┌──
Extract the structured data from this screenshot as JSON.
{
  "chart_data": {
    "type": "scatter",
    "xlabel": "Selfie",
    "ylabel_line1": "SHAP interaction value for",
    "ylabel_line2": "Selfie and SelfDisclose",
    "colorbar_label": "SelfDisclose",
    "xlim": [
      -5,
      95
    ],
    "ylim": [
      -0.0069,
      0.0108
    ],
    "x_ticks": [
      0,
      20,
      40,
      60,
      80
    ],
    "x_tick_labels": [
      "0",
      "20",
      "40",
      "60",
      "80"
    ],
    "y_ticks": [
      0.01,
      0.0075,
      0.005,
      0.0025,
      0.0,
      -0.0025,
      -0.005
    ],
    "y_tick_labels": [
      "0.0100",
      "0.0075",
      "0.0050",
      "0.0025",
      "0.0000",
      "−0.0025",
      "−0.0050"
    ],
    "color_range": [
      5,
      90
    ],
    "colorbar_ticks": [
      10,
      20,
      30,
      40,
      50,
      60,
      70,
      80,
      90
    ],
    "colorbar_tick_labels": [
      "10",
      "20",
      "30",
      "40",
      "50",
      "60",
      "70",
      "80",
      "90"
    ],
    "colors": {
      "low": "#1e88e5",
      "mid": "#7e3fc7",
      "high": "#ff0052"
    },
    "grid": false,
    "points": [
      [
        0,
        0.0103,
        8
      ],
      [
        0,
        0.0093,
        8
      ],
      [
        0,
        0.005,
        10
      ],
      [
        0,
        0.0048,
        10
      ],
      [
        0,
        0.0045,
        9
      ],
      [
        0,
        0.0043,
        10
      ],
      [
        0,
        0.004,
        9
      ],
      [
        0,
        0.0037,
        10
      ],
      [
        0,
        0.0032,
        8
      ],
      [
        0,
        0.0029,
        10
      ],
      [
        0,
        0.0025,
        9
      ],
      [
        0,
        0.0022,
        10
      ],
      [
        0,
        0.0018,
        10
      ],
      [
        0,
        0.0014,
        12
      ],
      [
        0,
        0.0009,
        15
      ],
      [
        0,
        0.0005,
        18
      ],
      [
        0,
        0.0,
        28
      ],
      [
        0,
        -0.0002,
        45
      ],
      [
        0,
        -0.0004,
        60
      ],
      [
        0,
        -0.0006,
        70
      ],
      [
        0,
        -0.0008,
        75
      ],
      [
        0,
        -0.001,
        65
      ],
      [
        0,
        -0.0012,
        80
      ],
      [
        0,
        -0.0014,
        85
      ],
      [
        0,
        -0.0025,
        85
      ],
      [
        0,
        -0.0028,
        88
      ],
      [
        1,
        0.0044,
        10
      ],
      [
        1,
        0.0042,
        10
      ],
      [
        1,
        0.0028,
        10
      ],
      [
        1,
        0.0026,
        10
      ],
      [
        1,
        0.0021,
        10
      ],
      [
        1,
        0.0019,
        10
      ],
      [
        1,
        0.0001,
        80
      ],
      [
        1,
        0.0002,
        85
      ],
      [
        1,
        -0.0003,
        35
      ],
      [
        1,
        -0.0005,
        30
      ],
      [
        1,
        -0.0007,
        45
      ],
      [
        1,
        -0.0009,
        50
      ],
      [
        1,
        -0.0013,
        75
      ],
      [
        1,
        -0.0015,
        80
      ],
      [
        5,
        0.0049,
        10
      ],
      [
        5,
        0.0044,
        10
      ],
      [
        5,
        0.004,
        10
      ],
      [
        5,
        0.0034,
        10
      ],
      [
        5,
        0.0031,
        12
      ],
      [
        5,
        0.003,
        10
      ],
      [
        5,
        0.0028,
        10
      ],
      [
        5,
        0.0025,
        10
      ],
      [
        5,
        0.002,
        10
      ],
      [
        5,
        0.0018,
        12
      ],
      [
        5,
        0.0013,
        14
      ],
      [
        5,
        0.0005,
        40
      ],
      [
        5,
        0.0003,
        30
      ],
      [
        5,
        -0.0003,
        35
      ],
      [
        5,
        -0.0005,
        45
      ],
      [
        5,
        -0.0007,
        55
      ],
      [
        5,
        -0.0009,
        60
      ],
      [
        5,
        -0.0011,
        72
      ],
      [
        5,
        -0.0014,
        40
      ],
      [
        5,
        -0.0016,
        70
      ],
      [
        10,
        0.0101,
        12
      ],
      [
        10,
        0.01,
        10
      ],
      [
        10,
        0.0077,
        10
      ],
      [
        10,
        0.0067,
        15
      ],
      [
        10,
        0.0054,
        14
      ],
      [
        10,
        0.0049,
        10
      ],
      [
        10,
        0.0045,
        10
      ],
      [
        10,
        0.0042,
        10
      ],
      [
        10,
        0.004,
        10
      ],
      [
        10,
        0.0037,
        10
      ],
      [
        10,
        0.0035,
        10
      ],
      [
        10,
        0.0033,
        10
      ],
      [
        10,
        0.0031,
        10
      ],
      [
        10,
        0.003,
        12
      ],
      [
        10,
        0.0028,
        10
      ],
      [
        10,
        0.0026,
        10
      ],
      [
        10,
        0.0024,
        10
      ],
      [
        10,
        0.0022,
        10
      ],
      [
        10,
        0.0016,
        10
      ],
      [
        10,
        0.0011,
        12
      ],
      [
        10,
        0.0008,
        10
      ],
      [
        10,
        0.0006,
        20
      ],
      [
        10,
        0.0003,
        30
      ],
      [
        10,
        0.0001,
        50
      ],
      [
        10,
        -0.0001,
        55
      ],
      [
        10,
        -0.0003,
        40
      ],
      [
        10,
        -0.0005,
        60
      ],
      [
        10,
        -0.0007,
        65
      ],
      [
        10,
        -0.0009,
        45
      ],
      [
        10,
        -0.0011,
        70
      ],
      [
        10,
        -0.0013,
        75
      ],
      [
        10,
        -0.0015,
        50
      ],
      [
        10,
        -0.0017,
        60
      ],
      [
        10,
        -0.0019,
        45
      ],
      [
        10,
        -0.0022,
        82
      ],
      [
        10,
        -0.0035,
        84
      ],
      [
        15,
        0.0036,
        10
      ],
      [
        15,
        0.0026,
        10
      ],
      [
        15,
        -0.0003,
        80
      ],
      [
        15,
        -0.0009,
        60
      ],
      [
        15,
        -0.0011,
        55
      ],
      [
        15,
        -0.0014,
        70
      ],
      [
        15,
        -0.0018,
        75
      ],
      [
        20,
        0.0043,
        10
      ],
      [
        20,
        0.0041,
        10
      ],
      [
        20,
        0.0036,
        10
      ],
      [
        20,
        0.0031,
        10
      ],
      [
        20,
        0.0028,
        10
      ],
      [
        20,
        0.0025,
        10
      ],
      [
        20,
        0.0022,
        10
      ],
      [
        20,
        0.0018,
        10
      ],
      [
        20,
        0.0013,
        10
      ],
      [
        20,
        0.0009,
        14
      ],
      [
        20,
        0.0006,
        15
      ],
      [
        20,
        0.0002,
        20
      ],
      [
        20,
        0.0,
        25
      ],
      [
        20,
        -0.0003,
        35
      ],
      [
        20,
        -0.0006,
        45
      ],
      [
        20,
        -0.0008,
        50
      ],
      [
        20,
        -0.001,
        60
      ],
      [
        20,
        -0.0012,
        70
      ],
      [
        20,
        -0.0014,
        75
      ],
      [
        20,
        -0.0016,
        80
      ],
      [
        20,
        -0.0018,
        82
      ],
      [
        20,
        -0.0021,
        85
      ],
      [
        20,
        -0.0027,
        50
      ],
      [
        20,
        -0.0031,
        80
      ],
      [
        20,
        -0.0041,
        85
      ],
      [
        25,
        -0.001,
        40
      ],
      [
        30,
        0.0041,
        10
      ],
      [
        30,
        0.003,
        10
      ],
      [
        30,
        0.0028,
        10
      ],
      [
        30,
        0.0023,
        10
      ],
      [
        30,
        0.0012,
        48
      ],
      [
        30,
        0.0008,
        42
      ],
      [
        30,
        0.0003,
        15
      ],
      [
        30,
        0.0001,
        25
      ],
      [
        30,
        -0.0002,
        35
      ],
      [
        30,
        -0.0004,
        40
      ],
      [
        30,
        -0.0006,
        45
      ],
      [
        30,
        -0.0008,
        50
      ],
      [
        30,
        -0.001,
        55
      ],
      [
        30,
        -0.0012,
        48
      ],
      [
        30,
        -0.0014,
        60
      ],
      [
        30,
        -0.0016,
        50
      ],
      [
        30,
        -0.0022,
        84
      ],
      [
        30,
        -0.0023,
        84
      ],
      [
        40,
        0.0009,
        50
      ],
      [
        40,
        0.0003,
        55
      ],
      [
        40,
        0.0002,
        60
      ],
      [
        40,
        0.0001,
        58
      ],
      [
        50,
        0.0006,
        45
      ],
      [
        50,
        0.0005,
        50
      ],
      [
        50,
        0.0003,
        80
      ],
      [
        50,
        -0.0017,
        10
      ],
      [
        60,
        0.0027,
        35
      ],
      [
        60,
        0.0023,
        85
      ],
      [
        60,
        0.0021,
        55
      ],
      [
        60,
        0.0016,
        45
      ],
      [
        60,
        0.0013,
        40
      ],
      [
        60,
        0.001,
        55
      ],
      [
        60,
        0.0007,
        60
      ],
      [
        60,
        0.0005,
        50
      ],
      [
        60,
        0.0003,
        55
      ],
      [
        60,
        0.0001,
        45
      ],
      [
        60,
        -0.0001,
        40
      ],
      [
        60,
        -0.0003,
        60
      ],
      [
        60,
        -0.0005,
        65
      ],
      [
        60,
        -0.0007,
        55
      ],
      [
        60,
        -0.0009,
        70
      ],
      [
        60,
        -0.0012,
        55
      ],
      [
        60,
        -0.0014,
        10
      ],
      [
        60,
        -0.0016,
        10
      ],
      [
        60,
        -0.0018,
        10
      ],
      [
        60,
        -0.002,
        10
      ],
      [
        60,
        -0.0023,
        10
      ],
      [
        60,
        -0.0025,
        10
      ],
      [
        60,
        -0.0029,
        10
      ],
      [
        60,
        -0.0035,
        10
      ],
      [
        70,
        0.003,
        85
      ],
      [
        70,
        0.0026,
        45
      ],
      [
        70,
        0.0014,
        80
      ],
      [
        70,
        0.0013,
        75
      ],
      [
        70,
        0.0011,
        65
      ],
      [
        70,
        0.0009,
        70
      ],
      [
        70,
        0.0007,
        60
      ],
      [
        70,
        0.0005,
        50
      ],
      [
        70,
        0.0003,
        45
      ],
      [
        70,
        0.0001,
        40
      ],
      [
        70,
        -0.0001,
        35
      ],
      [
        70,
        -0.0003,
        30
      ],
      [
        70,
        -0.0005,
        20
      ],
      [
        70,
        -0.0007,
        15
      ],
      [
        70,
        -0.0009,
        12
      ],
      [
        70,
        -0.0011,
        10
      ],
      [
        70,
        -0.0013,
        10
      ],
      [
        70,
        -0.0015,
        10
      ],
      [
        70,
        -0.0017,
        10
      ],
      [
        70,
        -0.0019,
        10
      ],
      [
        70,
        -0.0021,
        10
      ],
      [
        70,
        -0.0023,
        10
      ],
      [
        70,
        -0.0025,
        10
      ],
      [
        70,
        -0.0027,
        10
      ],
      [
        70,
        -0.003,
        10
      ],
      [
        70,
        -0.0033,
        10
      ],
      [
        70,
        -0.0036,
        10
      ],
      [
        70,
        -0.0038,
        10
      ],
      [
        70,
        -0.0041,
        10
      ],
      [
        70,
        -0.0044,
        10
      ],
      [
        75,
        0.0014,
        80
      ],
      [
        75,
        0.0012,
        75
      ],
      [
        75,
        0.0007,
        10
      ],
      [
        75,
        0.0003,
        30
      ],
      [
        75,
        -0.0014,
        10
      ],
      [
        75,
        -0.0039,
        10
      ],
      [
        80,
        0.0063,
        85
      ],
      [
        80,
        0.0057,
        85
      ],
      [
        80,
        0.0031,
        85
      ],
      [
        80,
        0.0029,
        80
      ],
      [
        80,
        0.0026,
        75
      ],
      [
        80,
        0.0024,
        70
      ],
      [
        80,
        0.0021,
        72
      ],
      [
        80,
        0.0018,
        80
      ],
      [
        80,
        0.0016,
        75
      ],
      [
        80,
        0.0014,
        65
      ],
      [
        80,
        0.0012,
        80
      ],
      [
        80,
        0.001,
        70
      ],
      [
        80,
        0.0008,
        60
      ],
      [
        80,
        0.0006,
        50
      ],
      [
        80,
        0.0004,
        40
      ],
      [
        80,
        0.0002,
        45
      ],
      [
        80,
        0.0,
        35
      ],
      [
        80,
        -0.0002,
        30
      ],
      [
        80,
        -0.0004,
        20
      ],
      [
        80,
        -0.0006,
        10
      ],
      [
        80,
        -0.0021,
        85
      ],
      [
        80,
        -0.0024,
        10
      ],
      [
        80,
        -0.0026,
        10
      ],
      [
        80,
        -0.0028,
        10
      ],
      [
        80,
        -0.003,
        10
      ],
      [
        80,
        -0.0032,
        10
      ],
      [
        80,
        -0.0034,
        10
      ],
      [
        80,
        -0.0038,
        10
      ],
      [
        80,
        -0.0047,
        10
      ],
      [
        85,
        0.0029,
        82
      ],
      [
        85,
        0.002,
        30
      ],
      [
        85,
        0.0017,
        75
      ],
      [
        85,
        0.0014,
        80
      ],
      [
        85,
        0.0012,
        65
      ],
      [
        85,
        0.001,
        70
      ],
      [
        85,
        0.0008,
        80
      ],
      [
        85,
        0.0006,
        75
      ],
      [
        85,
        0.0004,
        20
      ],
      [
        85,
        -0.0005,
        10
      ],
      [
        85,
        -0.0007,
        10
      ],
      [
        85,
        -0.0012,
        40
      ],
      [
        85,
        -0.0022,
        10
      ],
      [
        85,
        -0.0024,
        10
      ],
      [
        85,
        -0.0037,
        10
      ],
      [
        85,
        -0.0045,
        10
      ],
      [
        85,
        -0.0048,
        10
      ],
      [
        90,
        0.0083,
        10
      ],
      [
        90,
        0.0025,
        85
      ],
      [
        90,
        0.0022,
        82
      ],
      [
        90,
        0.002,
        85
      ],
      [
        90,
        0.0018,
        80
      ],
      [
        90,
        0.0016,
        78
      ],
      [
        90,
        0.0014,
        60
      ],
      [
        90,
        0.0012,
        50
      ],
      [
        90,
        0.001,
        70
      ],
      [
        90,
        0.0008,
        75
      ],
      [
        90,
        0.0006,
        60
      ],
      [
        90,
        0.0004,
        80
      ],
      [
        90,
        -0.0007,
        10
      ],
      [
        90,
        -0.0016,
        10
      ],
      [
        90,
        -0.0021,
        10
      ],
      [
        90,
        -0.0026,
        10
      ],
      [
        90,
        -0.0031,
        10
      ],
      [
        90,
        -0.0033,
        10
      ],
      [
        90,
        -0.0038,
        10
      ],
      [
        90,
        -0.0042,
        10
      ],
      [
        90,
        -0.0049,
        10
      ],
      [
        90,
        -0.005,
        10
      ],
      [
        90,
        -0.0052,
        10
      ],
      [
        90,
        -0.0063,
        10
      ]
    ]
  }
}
└──
Exercise: Check each line of the records above for the string "SelfDisclose", and report every line that has it.

Answer in full:
    "ylabel_line2": "Selfie and SelfDisclose",
    "colorbar_label": "SelfDisclose",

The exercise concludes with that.